---------- Input rows ----------

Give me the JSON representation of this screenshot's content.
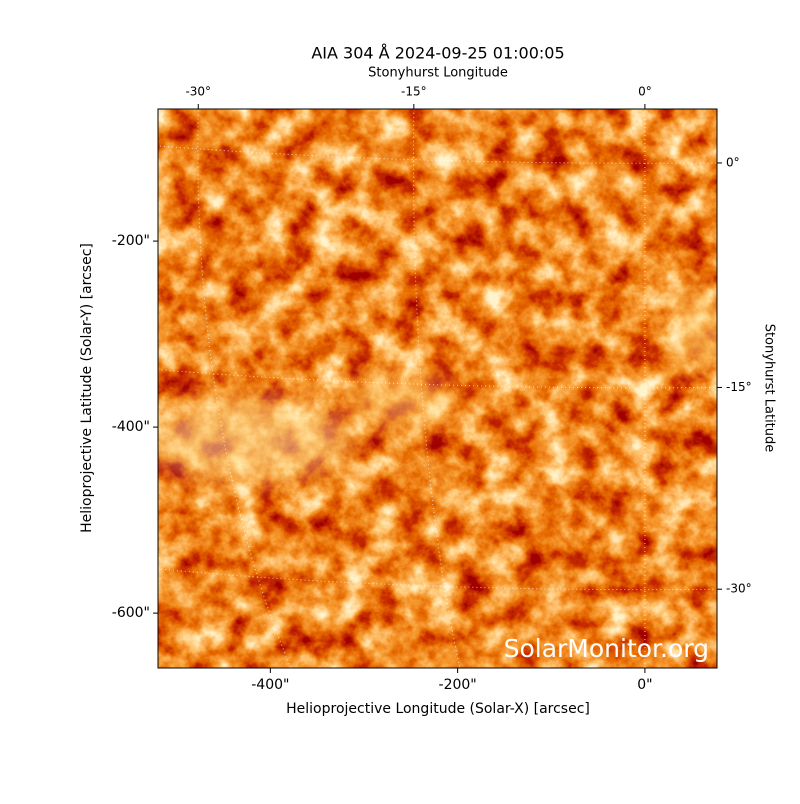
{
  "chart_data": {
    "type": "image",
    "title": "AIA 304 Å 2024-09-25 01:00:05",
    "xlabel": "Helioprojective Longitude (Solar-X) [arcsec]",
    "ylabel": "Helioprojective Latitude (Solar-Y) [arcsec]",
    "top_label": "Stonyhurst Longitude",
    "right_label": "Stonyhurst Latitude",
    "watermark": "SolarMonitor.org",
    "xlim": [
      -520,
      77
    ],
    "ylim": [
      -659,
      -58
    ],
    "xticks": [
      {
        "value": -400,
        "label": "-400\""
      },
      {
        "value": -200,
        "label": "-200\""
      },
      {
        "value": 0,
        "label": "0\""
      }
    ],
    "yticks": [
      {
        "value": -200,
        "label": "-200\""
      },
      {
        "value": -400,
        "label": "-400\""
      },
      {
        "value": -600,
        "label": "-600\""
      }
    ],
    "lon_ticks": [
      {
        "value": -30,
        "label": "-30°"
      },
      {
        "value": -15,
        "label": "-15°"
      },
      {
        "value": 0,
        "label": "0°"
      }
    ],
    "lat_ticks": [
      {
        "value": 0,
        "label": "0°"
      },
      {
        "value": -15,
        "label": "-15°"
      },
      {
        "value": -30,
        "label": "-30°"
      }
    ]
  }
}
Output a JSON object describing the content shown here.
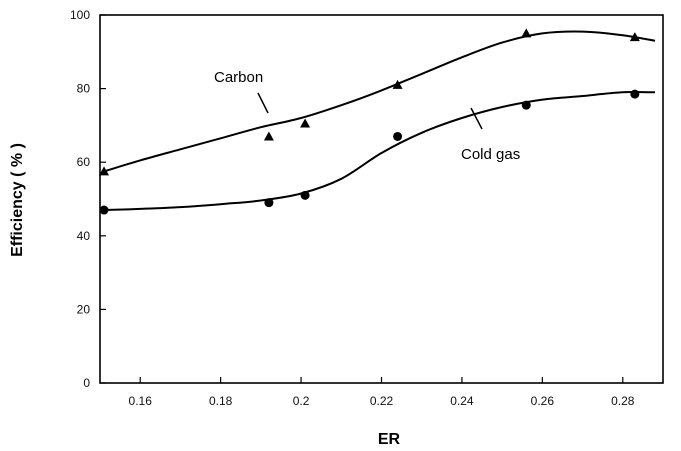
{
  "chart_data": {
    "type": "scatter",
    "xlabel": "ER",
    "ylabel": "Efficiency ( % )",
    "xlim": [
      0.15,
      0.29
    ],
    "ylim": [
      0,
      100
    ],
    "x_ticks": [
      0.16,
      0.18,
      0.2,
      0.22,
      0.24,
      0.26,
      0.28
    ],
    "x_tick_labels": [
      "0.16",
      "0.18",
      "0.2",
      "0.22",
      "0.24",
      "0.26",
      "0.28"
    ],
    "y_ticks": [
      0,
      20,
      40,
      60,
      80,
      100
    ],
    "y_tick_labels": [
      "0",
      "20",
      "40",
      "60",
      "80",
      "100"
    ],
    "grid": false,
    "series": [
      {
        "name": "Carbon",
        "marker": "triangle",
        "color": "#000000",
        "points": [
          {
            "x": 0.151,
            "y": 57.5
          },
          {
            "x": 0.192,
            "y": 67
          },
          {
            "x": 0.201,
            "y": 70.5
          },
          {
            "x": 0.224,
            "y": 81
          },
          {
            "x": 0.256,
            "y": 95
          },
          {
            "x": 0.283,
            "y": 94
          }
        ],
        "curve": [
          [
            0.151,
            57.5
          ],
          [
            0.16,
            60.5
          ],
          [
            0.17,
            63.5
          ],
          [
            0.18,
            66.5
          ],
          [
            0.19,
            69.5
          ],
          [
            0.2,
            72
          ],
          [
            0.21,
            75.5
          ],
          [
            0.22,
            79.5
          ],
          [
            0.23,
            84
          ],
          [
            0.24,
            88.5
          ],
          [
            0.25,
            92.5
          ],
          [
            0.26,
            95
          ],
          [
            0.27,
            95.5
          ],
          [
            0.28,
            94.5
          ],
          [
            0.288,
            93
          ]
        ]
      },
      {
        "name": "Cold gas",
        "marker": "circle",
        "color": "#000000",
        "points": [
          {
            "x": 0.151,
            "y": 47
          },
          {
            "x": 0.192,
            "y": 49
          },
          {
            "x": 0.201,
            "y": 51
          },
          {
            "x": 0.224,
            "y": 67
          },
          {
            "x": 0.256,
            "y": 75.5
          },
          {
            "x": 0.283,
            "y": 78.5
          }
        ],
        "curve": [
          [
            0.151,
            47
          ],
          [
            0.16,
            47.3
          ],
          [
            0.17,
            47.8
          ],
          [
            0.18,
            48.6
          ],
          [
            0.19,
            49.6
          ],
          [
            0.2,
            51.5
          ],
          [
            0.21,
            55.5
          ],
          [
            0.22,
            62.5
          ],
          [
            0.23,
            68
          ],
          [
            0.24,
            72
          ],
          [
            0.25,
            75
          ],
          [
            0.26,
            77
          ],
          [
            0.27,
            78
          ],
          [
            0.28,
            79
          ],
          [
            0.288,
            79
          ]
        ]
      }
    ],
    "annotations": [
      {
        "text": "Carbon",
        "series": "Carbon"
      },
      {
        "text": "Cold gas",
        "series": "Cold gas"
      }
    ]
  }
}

----------

Pull out all lines in the data above that include "arcsec".

● **Answer to this problem**:
    "xlabel": "Helioprojective Longitude (Solar-X) [arcsec]",
    "ylabel": "Helioprojective Latitude (Solar-Y) [arcsec]",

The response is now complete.